But whether that actually creates a stronger lending climate remains to be seen.
One of the main purposes of the stress testing is "being able to look the world in the eye and say our banks have sufficient capital now," says Ernie Patrikis, former first vice president at the New York Fed. Yet he acknowledges disadvantages for banks that will take government funding.
"In the short run it will help encourage the stability of the banking system. Over the longer run the more capital the banks have to hold, the higher will be their cost of doing business," says Patrikis, partner in the White & Case bank and insurance regulatory practice in New York. "In a normal economy they may be at a competitive disadvantage with the unregulated sector."
The banking industry could come out of the process essentially in the same shape it has through the various other government bailout plans.
As the banks have burned through an alphabet soup of federal aid--the Troubled Asset Relief Program and the Term Asset-Backed Securities Loan Facility among them--the industry has remained generally stingy when it comes to lending as institutions use federal funds to shore up capital ratios.

# [Listed entries]

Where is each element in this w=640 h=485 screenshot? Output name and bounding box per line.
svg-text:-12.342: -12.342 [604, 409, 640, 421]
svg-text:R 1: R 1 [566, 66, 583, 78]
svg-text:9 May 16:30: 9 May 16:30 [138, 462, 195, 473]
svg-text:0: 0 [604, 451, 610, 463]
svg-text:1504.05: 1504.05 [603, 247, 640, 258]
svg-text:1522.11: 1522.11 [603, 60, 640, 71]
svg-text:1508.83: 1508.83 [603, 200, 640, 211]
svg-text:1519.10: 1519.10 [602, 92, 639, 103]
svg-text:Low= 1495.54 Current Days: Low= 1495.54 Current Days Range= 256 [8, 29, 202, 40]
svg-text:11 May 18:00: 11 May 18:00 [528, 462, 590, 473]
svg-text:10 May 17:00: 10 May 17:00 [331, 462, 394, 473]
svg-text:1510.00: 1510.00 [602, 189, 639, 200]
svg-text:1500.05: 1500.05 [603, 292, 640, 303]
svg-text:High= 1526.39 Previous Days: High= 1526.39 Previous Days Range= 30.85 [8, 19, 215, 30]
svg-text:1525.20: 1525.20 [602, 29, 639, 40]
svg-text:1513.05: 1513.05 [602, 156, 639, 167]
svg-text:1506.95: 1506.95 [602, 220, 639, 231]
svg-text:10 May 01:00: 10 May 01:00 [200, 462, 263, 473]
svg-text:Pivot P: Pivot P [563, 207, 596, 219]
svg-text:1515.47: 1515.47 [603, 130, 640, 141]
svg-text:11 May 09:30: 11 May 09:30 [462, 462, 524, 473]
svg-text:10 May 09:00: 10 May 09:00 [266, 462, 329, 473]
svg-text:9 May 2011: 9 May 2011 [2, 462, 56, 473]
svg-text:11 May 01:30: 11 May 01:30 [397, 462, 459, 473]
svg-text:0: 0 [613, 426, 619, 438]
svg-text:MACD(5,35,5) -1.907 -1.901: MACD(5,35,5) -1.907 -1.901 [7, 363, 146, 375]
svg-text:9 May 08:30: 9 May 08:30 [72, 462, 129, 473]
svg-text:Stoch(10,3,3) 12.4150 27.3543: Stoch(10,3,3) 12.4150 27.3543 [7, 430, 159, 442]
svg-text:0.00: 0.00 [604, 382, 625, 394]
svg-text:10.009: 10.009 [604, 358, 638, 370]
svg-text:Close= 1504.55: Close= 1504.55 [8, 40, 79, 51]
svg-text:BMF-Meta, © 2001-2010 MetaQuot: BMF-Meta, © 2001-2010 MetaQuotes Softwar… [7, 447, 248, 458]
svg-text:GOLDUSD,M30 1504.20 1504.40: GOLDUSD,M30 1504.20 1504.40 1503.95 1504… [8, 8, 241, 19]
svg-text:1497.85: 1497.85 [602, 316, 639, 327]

# [Task set]
[1] In the bank stress testing passage, what position did Ernie Patrikis once hold?
[2] Based on the bank stress testing passage, explain why Patrikis thinks requiring banks to hold more capital could hurt them over the longer run.
[3] Carry the bank stress testing passage forward from its last sentence.

# [Results of the tasks]
[1] He was first vice president at the New York Fed.

[2] The more capital banks have to hold, the higher their cost of doing business becomes. In a normal economy, that could leave them at a competitive disadvantage with the unregulated sector.

[3]
"That's been the problem with the first phase of the bailout already," says Leo Tillman, a former strategist at Bear Stearns and BlackRock and author of "Financial Darwinism." "I think we need to balance accountability in lending with prudent risk management, and that balance can be struck."
But the urge to resist federal funding and the restrictions that come with it could be a temptation that puts further clamps on lending.
"Essentially, banks that come up short on the stress test have two choices," Cornelius Hurley, director of the Morin Center for Banking and Financial Law at Boston University, said in an e-mail response. "1) Raise capital; or 2) sell assets. Both are problematic because private capital sources today have dried up and asset sales would probably be at considerable discounts that would only exacerbate their capital problems.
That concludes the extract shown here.